### Material shown
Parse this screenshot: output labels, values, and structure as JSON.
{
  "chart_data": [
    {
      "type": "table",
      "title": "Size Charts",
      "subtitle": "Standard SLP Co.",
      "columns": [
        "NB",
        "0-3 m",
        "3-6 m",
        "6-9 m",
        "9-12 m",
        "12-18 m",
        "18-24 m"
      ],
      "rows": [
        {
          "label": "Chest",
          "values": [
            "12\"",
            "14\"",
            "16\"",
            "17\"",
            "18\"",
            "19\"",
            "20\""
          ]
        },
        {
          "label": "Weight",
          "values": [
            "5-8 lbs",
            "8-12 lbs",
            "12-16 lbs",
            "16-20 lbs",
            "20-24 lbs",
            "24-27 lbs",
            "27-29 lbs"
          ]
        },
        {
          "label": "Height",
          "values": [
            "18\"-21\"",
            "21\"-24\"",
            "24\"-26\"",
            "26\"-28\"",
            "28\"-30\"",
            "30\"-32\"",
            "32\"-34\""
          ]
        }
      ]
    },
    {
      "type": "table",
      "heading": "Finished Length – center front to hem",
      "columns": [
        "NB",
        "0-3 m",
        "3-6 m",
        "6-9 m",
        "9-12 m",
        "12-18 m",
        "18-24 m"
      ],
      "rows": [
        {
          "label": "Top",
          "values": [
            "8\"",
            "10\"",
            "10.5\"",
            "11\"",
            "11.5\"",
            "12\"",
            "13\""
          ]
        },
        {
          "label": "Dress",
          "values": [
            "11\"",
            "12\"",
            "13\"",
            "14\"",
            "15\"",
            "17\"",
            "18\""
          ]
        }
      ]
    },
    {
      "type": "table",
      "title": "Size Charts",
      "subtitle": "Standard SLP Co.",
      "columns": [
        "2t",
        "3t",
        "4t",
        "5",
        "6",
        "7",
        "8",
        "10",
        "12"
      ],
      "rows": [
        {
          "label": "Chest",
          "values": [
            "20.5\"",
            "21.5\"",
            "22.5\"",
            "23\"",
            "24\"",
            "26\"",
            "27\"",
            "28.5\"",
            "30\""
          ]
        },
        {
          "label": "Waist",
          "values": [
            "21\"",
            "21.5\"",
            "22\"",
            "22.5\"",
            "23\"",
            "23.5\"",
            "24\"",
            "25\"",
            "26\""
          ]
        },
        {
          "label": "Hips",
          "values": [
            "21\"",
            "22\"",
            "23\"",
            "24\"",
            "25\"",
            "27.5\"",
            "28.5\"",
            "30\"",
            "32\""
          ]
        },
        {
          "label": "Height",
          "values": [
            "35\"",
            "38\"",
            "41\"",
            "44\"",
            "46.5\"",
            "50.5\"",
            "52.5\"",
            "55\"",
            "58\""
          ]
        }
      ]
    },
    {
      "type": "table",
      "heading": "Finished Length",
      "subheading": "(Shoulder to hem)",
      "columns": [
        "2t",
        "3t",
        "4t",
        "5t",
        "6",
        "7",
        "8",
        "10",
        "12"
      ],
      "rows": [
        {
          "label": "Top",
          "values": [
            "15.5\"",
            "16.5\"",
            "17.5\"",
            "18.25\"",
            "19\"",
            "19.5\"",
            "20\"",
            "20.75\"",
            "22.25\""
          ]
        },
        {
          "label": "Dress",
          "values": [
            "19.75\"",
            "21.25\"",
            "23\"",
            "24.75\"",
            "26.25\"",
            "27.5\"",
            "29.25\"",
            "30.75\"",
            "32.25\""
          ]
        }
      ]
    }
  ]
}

==

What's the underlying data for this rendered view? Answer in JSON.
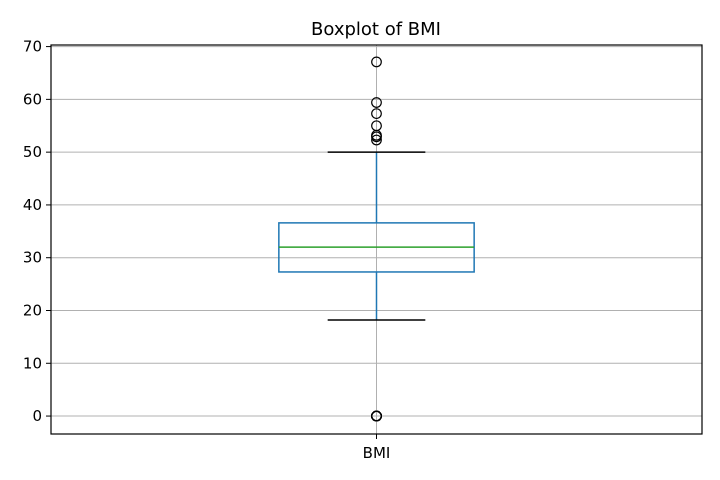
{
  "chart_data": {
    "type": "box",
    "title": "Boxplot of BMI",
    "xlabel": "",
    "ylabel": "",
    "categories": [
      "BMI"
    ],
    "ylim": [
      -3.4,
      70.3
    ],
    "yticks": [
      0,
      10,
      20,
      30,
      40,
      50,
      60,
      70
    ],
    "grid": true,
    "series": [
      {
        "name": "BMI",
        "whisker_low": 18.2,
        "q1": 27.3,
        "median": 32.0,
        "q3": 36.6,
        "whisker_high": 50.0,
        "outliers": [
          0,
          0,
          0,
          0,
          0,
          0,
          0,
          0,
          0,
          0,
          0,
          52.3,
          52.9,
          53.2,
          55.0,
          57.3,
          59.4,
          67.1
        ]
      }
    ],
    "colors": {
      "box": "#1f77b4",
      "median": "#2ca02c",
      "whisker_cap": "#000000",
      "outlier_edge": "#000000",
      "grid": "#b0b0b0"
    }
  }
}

--

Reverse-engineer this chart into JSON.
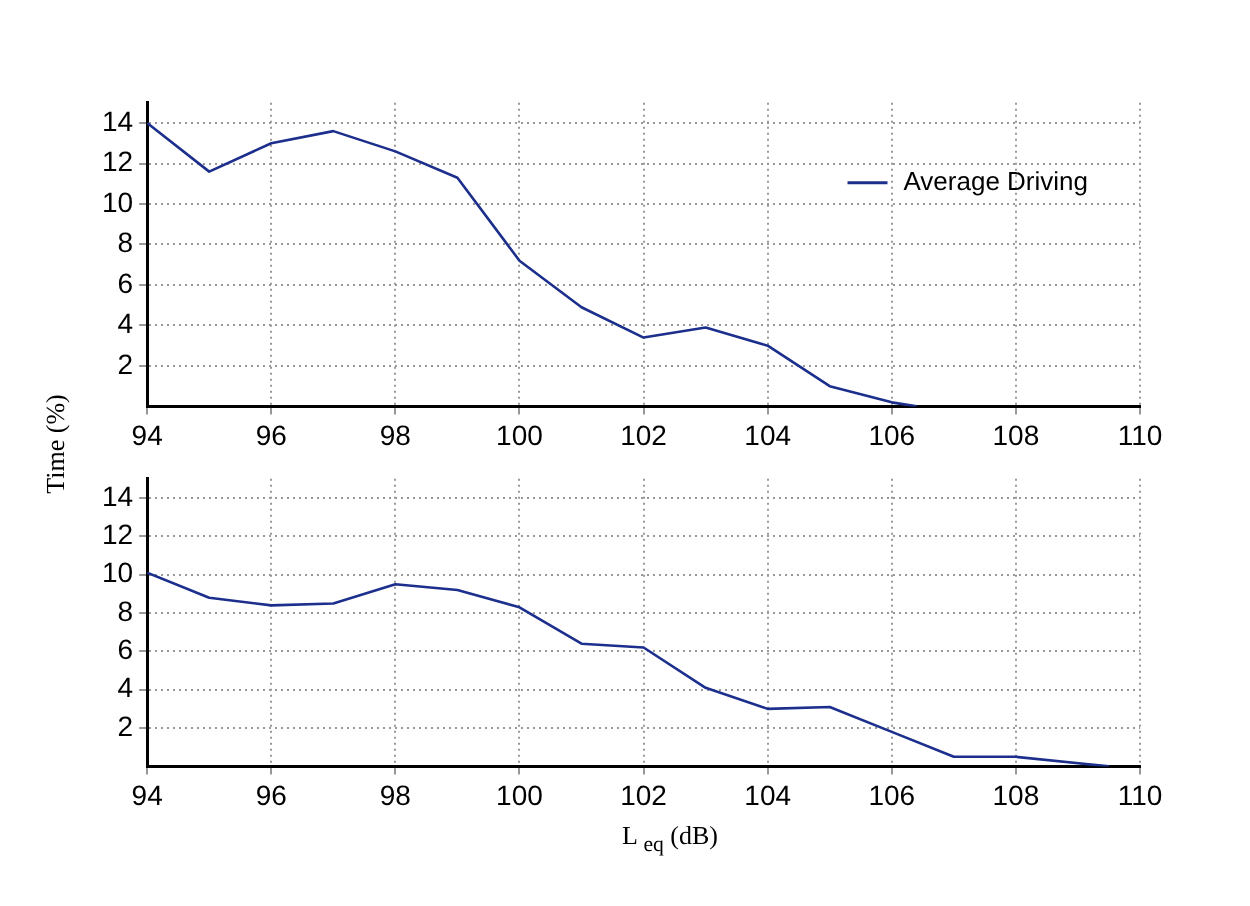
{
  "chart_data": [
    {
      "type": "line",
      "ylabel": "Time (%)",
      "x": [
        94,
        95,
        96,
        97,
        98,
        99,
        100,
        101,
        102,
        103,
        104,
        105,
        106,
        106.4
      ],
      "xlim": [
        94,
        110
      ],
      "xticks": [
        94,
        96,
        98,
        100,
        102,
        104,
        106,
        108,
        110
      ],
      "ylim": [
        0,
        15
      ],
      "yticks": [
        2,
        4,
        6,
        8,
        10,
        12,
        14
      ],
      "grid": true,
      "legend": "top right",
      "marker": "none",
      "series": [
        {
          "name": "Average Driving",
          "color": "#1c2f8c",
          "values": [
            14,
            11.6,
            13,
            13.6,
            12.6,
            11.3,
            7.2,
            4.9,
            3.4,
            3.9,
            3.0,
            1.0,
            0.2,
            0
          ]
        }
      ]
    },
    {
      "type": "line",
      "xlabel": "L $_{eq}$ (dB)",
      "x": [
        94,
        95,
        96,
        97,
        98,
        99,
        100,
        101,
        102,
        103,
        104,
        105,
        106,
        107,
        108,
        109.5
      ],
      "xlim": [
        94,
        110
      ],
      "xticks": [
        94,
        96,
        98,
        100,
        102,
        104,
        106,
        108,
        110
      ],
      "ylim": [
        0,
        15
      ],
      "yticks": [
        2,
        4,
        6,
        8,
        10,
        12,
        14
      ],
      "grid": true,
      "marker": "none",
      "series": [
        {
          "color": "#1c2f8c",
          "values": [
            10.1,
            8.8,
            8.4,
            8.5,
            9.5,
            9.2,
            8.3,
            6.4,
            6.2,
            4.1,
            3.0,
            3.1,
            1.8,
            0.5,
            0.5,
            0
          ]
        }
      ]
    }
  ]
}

### Requirements
Copy down every line of the entries containing the word "this".

### Answer to the task
Parse this screenshot: output labels, values, and structure as JSON.
What's the underlying data for this rendered view? Answer in JSON.
Reverse-engineer this chart into JSON.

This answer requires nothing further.